What you are asked to do: All lines below must be repeated exactly, with the pictures omitted.

>> Begin Stored data

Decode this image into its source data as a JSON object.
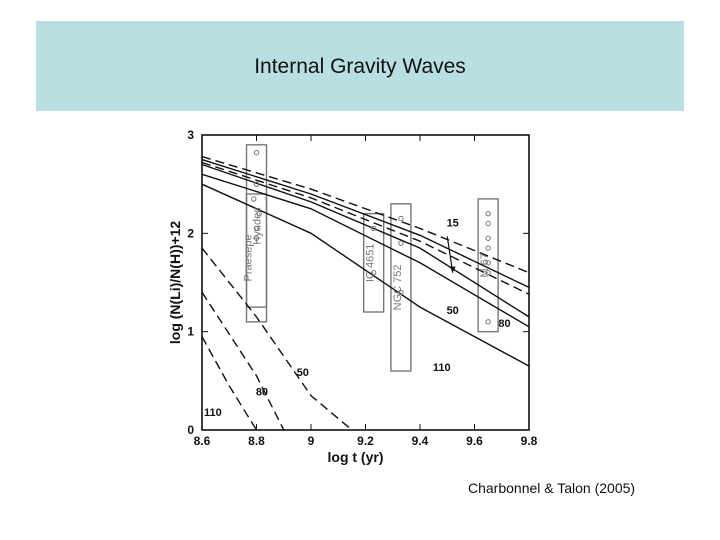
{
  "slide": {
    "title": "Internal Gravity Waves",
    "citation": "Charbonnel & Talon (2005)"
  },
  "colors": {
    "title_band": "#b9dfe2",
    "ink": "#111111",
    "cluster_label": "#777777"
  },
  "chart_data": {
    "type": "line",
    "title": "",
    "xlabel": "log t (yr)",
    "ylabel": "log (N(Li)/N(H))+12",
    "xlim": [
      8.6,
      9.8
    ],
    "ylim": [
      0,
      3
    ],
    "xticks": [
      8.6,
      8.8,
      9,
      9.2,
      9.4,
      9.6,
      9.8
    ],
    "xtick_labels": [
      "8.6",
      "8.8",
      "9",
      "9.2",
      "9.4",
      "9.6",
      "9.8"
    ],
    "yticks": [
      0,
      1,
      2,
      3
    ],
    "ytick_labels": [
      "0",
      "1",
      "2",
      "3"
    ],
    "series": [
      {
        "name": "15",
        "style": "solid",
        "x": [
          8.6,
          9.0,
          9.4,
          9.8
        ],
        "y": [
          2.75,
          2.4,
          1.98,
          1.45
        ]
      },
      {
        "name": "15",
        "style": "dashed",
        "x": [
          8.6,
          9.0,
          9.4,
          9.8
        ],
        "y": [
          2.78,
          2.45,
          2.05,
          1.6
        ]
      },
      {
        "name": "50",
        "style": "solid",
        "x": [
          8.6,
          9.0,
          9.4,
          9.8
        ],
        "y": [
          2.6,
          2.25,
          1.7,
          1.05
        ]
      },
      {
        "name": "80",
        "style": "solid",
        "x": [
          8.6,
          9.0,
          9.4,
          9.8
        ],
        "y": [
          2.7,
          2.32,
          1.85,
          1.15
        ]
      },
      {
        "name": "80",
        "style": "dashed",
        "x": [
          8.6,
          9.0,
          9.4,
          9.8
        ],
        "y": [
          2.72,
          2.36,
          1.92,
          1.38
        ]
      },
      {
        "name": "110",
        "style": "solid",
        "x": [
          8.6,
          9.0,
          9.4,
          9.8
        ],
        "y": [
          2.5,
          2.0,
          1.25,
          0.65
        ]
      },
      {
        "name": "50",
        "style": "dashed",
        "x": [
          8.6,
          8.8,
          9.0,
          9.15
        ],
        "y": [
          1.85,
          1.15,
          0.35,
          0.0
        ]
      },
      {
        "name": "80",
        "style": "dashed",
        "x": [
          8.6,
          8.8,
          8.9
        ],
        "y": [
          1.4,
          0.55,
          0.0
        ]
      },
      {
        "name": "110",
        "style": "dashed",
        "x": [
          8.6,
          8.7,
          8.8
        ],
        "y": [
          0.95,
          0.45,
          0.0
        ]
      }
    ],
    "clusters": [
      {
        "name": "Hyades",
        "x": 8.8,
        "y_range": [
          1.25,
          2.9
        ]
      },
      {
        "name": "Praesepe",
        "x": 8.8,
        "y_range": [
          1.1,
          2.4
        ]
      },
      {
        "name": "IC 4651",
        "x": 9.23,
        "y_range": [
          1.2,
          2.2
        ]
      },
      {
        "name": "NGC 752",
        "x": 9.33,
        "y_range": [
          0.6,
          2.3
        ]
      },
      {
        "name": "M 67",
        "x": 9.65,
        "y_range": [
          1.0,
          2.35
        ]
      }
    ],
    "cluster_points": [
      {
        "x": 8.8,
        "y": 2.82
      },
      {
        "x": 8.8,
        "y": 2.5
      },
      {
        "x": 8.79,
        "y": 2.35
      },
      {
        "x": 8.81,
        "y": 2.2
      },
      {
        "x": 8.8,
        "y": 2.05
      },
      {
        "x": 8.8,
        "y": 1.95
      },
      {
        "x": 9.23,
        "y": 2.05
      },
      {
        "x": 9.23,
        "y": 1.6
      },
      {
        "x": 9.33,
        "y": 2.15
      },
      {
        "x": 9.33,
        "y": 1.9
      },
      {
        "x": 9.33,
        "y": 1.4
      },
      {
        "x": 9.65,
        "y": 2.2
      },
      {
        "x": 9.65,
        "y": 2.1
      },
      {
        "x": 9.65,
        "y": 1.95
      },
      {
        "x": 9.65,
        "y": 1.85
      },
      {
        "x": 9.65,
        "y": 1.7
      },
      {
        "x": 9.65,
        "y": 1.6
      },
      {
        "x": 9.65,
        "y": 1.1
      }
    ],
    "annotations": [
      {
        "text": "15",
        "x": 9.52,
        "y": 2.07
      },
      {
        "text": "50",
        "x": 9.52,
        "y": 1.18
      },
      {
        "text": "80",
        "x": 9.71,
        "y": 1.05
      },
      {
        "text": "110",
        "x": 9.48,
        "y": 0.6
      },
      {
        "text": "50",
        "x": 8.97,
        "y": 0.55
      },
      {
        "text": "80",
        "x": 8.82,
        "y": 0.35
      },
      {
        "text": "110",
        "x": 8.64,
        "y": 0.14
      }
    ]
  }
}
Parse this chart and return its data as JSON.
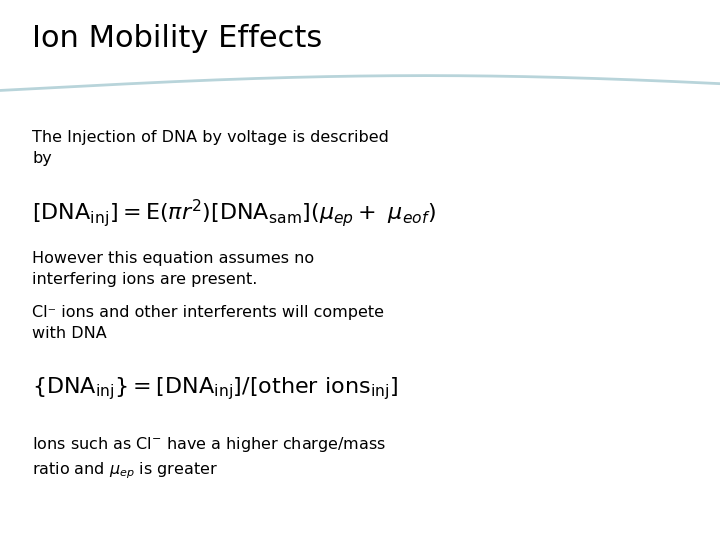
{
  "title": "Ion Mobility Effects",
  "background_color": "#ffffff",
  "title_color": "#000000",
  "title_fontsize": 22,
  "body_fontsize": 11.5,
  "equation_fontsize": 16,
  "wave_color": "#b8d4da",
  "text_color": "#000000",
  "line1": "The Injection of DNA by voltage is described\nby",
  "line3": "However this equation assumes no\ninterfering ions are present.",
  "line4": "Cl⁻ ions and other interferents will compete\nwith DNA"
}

>> End Stored data

Solution to the problem:
Decode this image into its source data as a JSON object.
{
  "slide": {
    "title": "Internal Gravity Waves",
    "citation": "Charbonnel & Talon (2005)"
  },
  "colors": {
    "title_band": "#b9dfe2",
    "ink": "#111111",
    "cluster_label": "#777777"
  },
  "chart_data": {
    "type": "line",
    "title": "",
    "xlabel": "log t (yr)",
    "ylabel": "log (N(Li)/N(H))+12",
    "xlim": [
      8.6,
      9.8
    ],
    "ylim": [
      0,
      3
    ],
    "xticks": [
      8.6,
      8.8,
      9,
      9.2,
      9.4,
      9.6,
      9.8
    ],
    "xtick_labels": [
      "8.6",
      "8.8",
      "9",
      "9.2",
      "9.4",
      "9.6",
      "9.8"
    ],
    "yticks": [
      0,
      1,
      2,
      3
    ],
    "ytick_labels": [
      "0",
      "1",
      "2",
      "3"
    ],
    "series": [
      {
        "name": "15",
        "style": "solid",
        "x": [
          8.6,
          9.0,
          9.4,
          9.8
        ],
        "y": [
          2.75,
          2.4,
          1.98,
          1.45
        ]
      },
      {
        "name": "15",
        "style": "dashed",
        "x": [
          8.6,
          9.0,
          9.4,
          9.8
        ],
        "y": [
          2.78,
          2.45,
          2.05,
          1.6
        ]
      },
      {
        "name": "50",
        "style": "solid",
        "x": [
          8.6,
          9.0,
          9.4,
          9.8
        ],
        "y": [
          2.6,
          2.25,
          1.7,
          1.05
        ]
      },
      {
        "name": "80",
        "style": "solid",
        "x": [
          8.6,
          9.0,
          9.4,
          9.8
        ],
        "y": [
          2.7,
          2.32,
          1.85,
          1.15
        ]
      },
      {
        "name": "80",
        "style": "dashed",
        "x": [
          8.6,
          9.0,
          9.4,
          9.8
        ],
        "y": [
          2.72,
          2.36,
          1.92,
          1.38
        ]
      },
      {
        "name": "110",
        "style": "solid",
        "x": [
          8.6,
          9.0,
          9.4,
          9.8
        ],
        "y": [
          2.5,
          2.0,
          1.25,
          0.65
        ]
      },
      {
        "name": "50",
        "style": "dashed",
        "x": [
          8.6,
          8.8,
          9.0,
          9.15
        ],
        "y": [
          1.85,
          1.15,
          0.35,
          0.0
        ]
      },
      {
        "name": "80",
        "style": "dashed",
        "x": [
          8.6,
          8.8,
          8.9
        ],
        "y": [
          1.4,
          0.55,
          0.0
        ]
      },
      {
        "name": "110",
        "style": "dashed",
        "x": [
          8.6,
          8.7,
          8.8
        ],
        "y": [
          0.95,
          0.45,
          0.0
        ]
      }
    ],
    "clusters": [
      {
        "name": "Hyades",
        "x": 8.8,
        "y_range": [
          1.25,
          2.9
        ]
      },
      {
        "name": "Praesepe",
        "x": 8.8,
        "y_range": [
          1.1,
          2.4
        ]
      },
      {
        "name": "IC 4651",
        "x": 9.23,
        "y_range": [
          1.2,
          2.2
        ]
      },
      {
        "name": "NGC 752",
        "x": 9.33,
        "y_range": [
          0.6,
          2.3
        ]
      },
      {
        "name": "M 67",
        "x": 9.65,
        "y_range": [
          1.0,
          2.35
        ]
      }
    ],
    "cluster_points": [
      {
        "x": 8.8,
        "y": 2.82
      },
      {
        "x": 8.8,
        "y": 2.5
      },
      {
        "x": 8.79,
        "y": 2.35
      },
      {
        "x": 8.81,
        "y": 2.2
      },
      {
        "x": 8.8,
        "y": 2.05
      },
      {
        "x": 8.8,
        "y": 1.95
      },
      {
        "x": 9.23,
        "y": 2.05
      },
      {
        "x": 9.23,
        "y": 1.6
      },
      {
        "x": 9.33,
        "y": 2.15
      },
      {
        "x": 9.33,
        "y": 1.9
      },
      {
        "x": 9.33,
        "y": 1.4
      },
      {
        "x": 9.65,
        "y": 2.2
      },
      {
        "x": 9.65,
        "y": 2.1
      },
      {
        "x": 9.65,
        "y": 1.95
      },
      {
        "x": 9.65,
        "y": 1.85
      },
      {
        "x": 9.65,
        "y": 1.7
      },
      {
        "x": 9.65,
        "y": 1.6
      },
      {
        "x": 9.65,
        "y": 1.1
      }
    ],
    "annotations": [
      {
        "text": "15",
        "x": 9.52,
        "y": 2.07
      },
      {
        "text": "50",
        "x": 9.52,
        "y": 1.18
      },
      {
        "text": "80",
        "x": 9.71,
        "y": 1.05
      },
      {
        "text": "110",
        "x": 9.48,
        "y": 0.6
      },
      {
        "text": "50",
        "x": 8.97,
        "y": 0.55
      },
      {
        "text": "80",
        "x": 8.82,
        "y": 0.35
      },
      {
        "text": "110",
        "x": 8.64,
        "y": 0.14
      }
    ]
  }
}
Parse this chart and return its data as JSON.
{
  "title": "Ion Mobility Effects",
  "background_color": "#ffffff",
  "title_color": "#000000",
  "title_fontsize": 22,
  "body_fontsize": 11.5,
  "equation_fontsize": 16,
  "wave_color": "#b8d4da",
  "text_color": "#000000",
  "line1": "The Injection of DNA by voltage is described\nby",
  "line3": "However this equation assumes no\ninterfering ions are present.",
  "line4": "Cl⁻ ions and other interferents will compete\nwith DNA"
}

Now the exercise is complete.